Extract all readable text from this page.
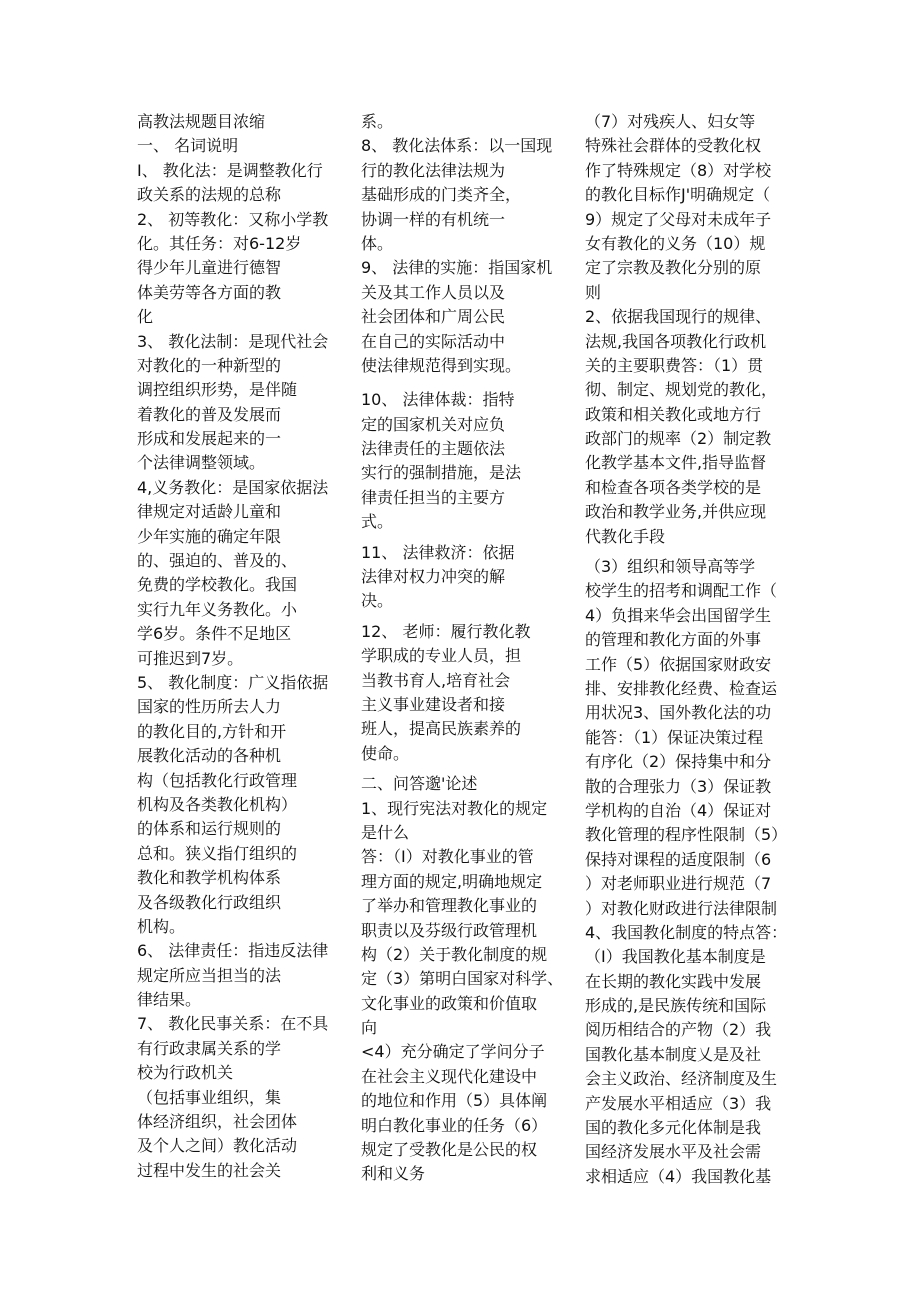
高教法规题目浓缩
一、 名词说明
I、 教化法：是调整教化行
政关系的法规的总称
2、 初等教化：又称小学教
化。其任务：对6-12岁
得少年儿童进行德智
体美劳等各方面的教
化
3、 教化法制：是现代社会
对教化的一种新型的
调控组织形势，是伴随
着教化的普及发展而
形成和发展起来的一
个法律调整领域。
4,义务教化：是国家依据法
律规定对适龄儿童和
少年实施的确定年限
的、强迫的、普及的、
免费的学校教化。我国
实行九年义务教化。小
学6岁。条件不足地区
可推迟到7岁。
5、 教化制度：广义指依据
国家的性历所去人力
的教化目的,方针和开
展教化活动的各种机
构（包括教化行政管理
机构及各类教化机构）
的体系和运行规则的
总和。狭义指仃组织的
教化和教学机构体系
及各级教化行政组织
机构。
6、 法律责任：指违反法律
规定所应当担当的法
律结果。
7、 教化民事关系：在不具
有行政隶属关系的学
校为行政机关
（包括事业组织，集
体经济组织，社会团体
及个人之间）教化活动
过程中发生的社会关
系。
8、 教化法体系：以一国现
行的教化法律法规为
基础形成的门类齐全，
协调一样的有机统一
体。
9、 法律的实施：指国家机
关及其工作人员以及
社会团体和广周公民
在自己的实际活动中
使法律规范得到实现。
10、 法律体裁：指特
定的国家机关对应负
法律责任的主题依法
实行的强制措施，是法
律责任担当的主要方
式。
11、 法律救济：依据
法律对权力冲突的解
决。
12、 老师：履行教化教
学职成的专业人员，担
当教书育人,培育社会
主义事业建设者和接
班人，提高民族素养的
使命。
二、问答邈'论述
1、现行宪法对教化的规定
是什么
答：（I）对教化事业的管
理方面的规定,明确地规定
了举办和管理教化事业的
职责以及芬级行政管理机
构（2）关于教化制度的规
定（3）第明白国家对科学、
文化事业的政策和价值取
向
<4）充分确定了学问分子
在社会主义现代化建设中
的地位和作用（5）具体阐
明白教化事业的任务（6）
规定了受教化是公民的权
利和义务
（7）对残疾人、妇女等
特殊社会群体的受教化权
作了特殊规定（8）对学校
的教化目标作J'明确规定（
9）规定了父母对未成年子
女有教化的义务（10）规
定了宗教及教化分别的原
则
2、依据我国现行的规律、
法规,我国各项教化行政机
关的主要职费答：（1）贯
彻、制定、规划党的教化，
政策和相关教化或地方行
政部门的规率（2）制定教
化教学基本文件,指导监督
和检查各项各类学校的是
政治和教学业务,并供应现
代教化手段
（3）组织和领导高等学
校学生的招考和调配工作（
4）负揖来华会出国留学生
的管理和教化方面的外事
工作（5）依据国家财政安
排、安排教化经费、检查运
用状况3、国外教化法的功
能答：（1）保证决策过程
有序化（2）保持集中和分
散的合理张力（3）保证教
学机构的自治（4）保证对
教化管理的程序性限制（5）
保持对课程的适度限制（6
）对老师职业进行规范（7
）对教化财政进行法律限制
4、我国教化制度的特点答：
（I）我国教化基本制度是
在长期的教化实践中发展
形成的,是民族传统和国际
阅历相结合的产物（2）我
国教化基本制度乂是及社
会主义政治、经济制度及生
产发展水平相适应（3）我
国的教化多元化体制是我
国经济发展水平及社会需
求相适应（4）我国教化基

▶ _Task goal_
In this exercise, set down all of the data exactly, without the pictures.

▶ _Complete output_
Extract all readable text from this page.
高教法规题目浓缩
一、 名词说明
I、 教化法：是调整教化行
政关系的法规的总称
2、 初等教化：又称小学教
化。其任务：对6-12岁
得少年儿童进行德智
体美劳等各方面的教
化
3、 教化法制：是现代社会
对教化的一种新型的
调控组织形势，是伴随
着教化的普及发展而
形成和发展起来的一
个法律调整领域。
4,义务教化：是国家依据法
律规定对适龄儿童和
少年实施的确定年限
的、强迫的、普及的、
免费的学校教化。我国
实行九年义务教化。小
学6岁。条件不足地区
可推迟到7岁。
5、 教化制度：广义指依据
国家的性历所去人力
的教化目的,方针和开
展教化活动的各种机
构（包括教化行政管理
机构及各类教化机构）
的体系和运行规则的
总和。狭义指仃组织的
教化和教学机构体系
及各级教化行政组织
机构。
6、 法律责任：指违反法律
规定所应当担当的法
律结果。
7、 教化民事关系：在不具
有行政隶属关系的学
校为行政机关
（包括事业组织，集
体经济组织，社会团体
及个人之间）教化活动
过程中发生的社会关
系。
8、 教化法体系：以一国现
行的教化法律法规为
基础形成的门类齐全，
协调一样的有机统一
体。
9、 法律的实施：指国家机
关及其工作人员以及
社会团体和广周公民
在自己的实际活动中
使法律规范得到实现。
10、 法律体裁：指特
定的国家机关对应负
法律责任的主题依法
实行的强制措施，是法
律责任担当的主要方
式。
11、 法律救济：依据
法律对权力冲突的解
决。
12、 老师：履行教化教
学职成的专业人员，担
当教书育人,培育社会
主义事业建设者和接
班人，提高民族素养的
使命。
二、问答邈'论述
1、现行宪法对教化的规定
是什么
答：（I）对教化事业的管
理方面的规定,明确地规定
了举办和管理教化事业的
职责以及芬级行政管理机
构（2）关于教化制度的规
定（3）第明白国家对科学、
文化事业的政策和价值取
向
<4）充分确定了学问分子
在社会主义现代化建设中
的地位和作用（5）具体阐
明白教化事业的任务（6）
规定了受教化是公民的权
利和义务
（7）对残疾人、妇女等
特殊社会群体的受教化权
作了特殊规定（8）对学校
的教化目标作J'明确规定（
9）规定了父母对未成年子
女有教化的义务（10）规
定了宗教及教化分别的原
则
2、依据我国现行的规律、
法规,我国各项教化行政机
关的主要职费答：（1）贯
彻、制定、规划党的教化，
政策和相关教化或地方行
政部门的规率（2）制定教
化教学基本文件,指导监督
和检查各项各类学校的是
政治和教学业务,并供应现
代教化手段
（3）组织和领导高等学
校学生的招考和调配工作（
4）负揖来华会出国留学生
的管理和教化方面的外事
工作（5）依据国家财政安
排、安排教化经费、检查运
用状况3、国外教化法的功
能答：（1）保证决策过程
有序化（2）保持集中和分
散的合理张力（3）保证教
学机构的自治（4）保证对
教化管理的程序性限制（5）
保持对课程的适度限制（6
）对老师职业进行规范（7
）对教化财政进行法律限制
4、我国教化制度的特点答：
（I）我国教化基本制度是
在长期的教化实践中发展
形成的,是民族传统和国际
阅历相结合的产物（2）我
国教化基本制度乂是及社
会主义政治、经济制度及生
产发展水平相适应（3）我
国的教化多元化体制是我
国经济发展水平及社会需
求相适应（4）我国教化基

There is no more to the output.